• [EXERCISE DETAILS] How many lines in the records below hold the string "esetén"? Please answer with the number and nothing more.

• [Dataset entries]
────────────────────

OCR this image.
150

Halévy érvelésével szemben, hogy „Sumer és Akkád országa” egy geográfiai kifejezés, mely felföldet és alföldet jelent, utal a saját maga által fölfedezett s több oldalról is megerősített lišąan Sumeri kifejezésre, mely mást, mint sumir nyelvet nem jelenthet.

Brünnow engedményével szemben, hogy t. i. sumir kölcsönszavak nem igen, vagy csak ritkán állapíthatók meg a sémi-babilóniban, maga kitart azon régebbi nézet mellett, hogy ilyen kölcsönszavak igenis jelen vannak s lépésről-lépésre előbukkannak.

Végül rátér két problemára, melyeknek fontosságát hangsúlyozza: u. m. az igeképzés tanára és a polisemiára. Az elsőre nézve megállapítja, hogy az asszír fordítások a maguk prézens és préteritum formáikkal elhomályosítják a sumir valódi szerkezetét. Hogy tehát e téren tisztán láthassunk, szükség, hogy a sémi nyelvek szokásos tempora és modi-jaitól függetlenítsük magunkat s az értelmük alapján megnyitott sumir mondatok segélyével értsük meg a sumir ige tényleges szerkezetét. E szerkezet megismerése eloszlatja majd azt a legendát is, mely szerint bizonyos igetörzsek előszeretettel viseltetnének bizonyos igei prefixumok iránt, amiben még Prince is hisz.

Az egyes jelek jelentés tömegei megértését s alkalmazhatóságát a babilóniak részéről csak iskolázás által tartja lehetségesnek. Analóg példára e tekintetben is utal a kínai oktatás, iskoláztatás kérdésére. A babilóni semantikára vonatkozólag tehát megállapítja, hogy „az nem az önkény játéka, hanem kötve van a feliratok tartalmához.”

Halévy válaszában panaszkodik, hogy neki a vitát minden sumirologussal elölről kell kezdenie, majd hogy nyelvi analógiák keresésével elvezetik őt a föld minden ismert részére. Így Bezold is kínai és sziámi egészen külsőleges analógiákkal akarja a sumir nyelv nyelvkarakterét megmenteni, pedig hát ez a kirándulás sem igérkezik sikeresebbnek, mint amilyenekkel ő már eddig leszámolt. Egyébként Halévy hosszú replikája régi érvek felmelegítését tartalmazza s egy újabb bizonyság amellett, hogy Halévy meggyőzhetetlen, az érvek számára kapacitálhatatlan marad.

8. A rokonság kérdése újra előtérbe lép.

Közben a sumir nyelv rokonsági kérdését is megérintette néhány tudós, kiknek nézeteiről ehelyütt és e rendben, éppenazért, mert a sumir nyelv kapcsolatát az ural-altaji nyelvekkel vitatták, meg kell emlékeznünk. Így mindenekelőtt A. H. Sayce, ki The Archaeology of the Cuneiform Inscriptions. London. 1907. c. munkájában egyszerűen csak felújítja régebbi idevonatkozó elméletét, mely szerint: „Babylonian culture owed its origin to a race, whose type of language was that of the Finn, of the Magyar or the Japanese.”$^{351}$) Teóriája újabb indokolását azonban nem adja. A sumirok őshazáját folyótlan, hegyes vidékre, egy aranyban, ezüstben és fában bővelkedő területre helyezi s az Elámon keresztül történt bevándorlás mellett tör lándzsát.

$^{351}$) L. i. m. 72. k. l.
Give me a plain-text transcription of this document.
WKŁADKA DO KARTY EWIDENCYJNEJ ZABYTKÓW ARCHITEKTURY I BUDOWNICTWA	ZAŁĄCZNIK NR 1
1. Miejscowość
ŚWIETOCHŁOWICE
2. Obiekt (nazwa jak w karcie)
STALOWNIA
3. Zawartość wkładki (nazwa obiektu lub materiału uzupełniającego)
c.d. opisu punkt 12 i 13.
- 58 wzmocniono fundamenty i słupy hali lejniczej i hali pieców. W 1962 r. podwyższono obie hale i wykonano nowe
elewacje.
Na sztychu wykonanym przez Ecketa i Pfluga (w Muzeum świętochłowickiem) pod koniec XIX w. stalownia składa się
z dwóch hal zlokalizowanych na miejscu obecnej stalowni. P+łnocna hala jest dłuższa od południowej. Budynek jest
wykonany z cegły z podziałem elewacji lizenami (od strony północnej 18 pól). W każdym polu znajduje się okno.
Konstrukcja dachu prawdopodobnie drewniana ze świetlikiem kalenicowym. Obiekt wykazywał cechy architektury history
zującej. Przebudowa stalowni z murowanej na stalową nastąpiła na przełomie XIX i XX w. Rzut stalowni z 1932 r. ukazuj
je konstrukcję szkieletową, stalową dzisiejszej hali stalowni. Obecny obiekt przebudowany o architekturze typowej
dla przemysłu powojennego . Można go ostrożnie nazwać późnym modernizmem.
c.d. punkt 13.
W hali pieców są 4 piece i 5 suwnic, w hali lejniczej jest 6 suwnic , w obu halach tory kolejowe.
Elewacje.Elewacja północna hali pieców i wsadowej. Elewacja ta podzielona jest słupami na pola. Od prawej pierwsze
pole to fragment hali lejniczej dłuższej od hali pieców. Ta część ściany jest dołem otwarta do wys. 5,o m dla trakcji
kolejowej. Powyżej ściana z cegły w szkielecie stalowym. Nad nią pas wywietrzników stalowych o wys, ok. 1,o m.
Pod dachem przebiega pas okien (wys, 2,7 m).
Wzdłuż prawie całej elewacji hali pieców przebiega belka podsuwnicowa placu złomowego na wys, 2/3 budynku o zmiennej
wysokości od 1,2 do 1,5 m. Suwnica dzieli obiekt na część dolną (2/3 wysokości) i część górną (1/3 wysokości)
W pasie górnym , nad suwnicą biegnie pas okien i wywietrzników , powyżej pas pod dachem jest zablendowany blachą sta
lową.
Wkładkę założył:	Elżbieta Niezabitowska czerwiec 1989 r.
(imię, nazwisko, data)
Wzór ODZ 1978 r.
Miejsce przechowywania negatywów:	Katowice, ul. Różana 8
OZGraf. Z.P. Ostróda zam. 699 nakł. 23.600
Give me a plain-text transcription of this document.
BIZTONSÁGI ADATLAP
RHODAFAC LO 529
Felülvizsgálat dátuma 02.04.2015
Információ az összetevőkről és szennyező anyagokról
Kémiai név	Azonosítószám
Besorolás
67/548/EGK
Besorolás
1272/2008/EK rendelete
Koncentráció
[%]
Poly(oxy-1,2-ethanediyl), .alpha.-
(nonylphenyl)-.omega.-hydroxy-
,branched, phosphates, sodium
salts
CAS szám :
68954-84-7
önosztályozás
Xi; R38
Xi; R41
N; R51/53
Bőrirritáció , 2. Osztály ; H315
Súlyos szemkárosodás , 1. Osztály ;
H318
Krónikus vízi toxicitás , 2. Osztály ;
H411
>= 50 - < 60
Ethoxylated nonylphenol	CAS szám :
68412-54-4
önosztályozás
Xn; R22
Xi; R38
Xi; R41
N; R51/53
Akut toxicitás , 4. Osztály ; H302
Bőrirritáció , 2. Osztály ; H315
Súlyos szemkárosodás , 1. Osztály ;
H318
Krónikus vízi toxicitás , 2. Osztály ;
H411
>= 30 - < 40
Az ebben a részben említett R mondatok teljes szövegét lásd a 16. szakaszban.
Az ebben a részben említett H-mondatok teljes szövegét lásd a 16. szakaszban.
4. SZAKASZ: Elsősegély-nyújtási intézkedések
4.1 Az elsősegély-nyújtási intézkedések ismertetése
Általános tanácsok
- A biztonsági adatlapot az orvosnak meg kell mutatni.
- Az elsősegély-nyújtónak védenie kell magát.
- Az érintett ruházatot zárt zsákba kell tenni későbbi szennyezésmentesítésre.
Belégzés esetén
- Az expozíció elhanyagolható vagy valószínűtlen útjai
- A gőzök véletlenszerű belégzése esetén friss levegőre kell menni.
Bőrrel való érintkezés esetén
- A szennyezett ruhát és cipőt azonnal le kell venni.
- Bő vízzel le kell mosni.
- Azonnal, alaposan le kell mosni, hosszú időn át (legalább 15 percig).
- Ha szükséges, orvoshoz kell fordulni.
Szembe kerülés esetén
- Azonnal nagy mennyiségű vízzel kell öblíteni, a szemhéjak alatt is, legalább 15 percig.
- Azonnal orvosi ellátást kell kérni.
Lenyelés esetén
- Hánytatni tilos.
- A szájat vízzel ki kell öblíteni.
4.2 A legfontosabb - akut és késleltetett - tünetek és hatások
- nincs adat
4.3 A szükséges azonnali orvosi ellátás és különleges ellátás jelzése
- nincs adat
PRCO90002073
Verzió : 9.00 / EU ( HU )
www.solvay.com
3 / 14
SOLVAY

────────────────────

• [SOLUTION] 5